[Items from a data source]
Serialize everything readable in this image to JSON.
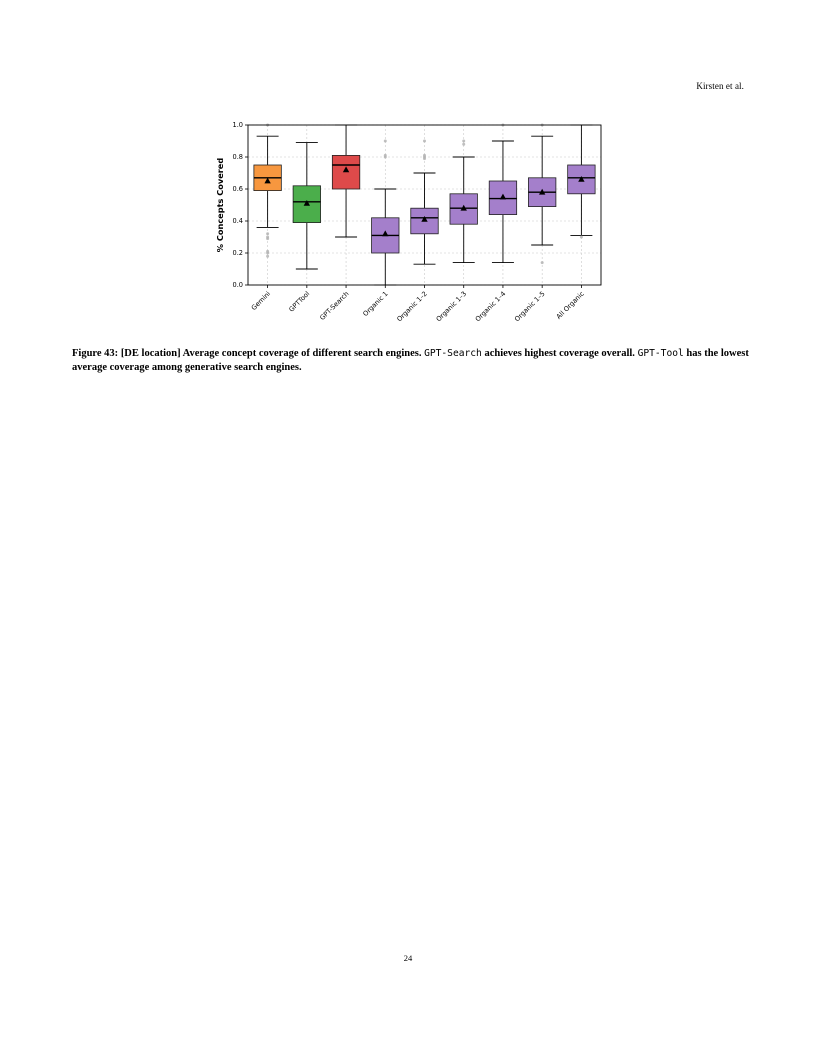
{
  "header": {
    "running_head": "Kirsten et al."
  },
  "figure": {
    "caption": {
      "label": "Figure 43:",
      "title": " [DE location] Average concept coverage of different search engines.",
      "code_1": "GPT-Search",
      "text_1": " achieves highest coverage overall.",
      "code_2": "GPT-Tool",
      "text_2": " has the lowest average coverage among generative search engines."
    }
  },
  "chart_data": {
    "type": "box",
    "ylabel": "% Concepts Covered",
    "xlabel": "",
    "ylim": [
      0.0,
      1.0
    ],
    "yticks": [
      0.0,
      0.2,
      0.4,
      0.6,
      0.8,
      1.0
    ],
    "ytick_labels": [
      "0.0",
      "0.2",
      "0.4",
      "0.6",
      "0.8",
      "1.0"
    ],
    "grid": true,
    "legend": false,
    "colors": {
      "Gemini": "#f7973f",
      "GPTTool": "#4bae4b",
      "GPT-Search": "#de4a4a",
      "organic": "#a47fcb",
      "median": "#000000",
      "mean_marker": "#000000",
      "outlier": "#b0b0b0"
    },
    "categories": [
      "Gemini",
      "GPTTool",
      "GPT-Search",
      "Organic 1",
      "Organic 1–2",
      "Organic 1–3",
      "Organic 1–4",
      "Organic 1–5",
      "All Organic"
    ],
    "boxes": [
      {
        "name": "Gemini",
        "whisker_low": 0.36,
        "q1": 0.59,
        "median": 0.67,
        "q3": 0.75,
        "whisker_high": 0.93,
        "mean": 0.65,
        "outliers": [
          1.0,
          0.32,
          0.3,
          0.29,
          0.21,
          0.2,
          0.18
        ]
      },
      {
        "name": "GPTTool",
        "whisker_low": 0.1,
        "q1": 0.39,
        "median": 0.52,
        "q3": 0.62,
        "whisker_high": 0.89,
        "mean": 0.51,
        "outliers": []
      },
      {
        "name": "GPT-Search",
        "whisker_low": 0.3,
        "q1": 0.6,
        "median": 0.75,
        "q3": 0.81,
        "whisker_high": 1.0,
        "mean": 0.72,
        "outliers": []
      },
      {
        "name": "Organic 1",
        "whisker_low": 0.0,
        "q1": 0.2,
        "median": 0.31,
        "q3": 0.42,
        "whisker_high": 0.6,
        "mean": 0.32,
        "outliers": [
          0.9,
          0.81,
          0.8
        ]
      },
      {
        "name": "Organic 1–2",
        "whisker_low": 0.13,
        "q1": 0.32,
        "median": 0.42,
        "q3": 0.48,
        "whisker_high": 0.7,
        "mean": 0.41,
        "outliers": [
          0.9,
          0.81,
          0.8,
          0.79
        ]
      },
      {
        "name": "Organic 1–3",
        "whisker_low": 0.14,
        "q1": 0.38,
        "median": 0.48,
        "q3": 0.57,
        "whisker_high": 0.8,
        "mean": 0.48,
        "outliers": [
          0.9,
          0.88
        ]
      },
      {
        "name": "Organic 1–4",
        "whisker_low": 0.14,
        "q1": 0.44,
        "median": 0.54,
        "q3": 0.65,
        "whisker_high": 0.9,
        "mean": 0.55,
        "outliers": [
          1.0
        ]
      },
      {
        "name": "Organic 1–5",
        "whisker_low": 0.25,
        "q1": 0.49,
        "median": 0.58,
        "q3": 0.67,
        "whisker_high": 0.93,
        "mean": 0.58,
        "outliers": [
          1.0,
          0.14
        ]
      },
      {
        "name": "All Organic",
        "whisker_low": 0.31,
        "q1": 0.57,
        "median": 0.67,
        "q3": 0.75,
        "whisker_high": 1.0,
        "mean": 0.66,
        "outliers": [
          0.3
        ]
      }
    ]
  },
  "footer": {
    "page_number": "24"
  }
}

** Challenge **
How many of the lines in the listing above hold the word "name"? Report only that figure.

** Response for this exercise **
9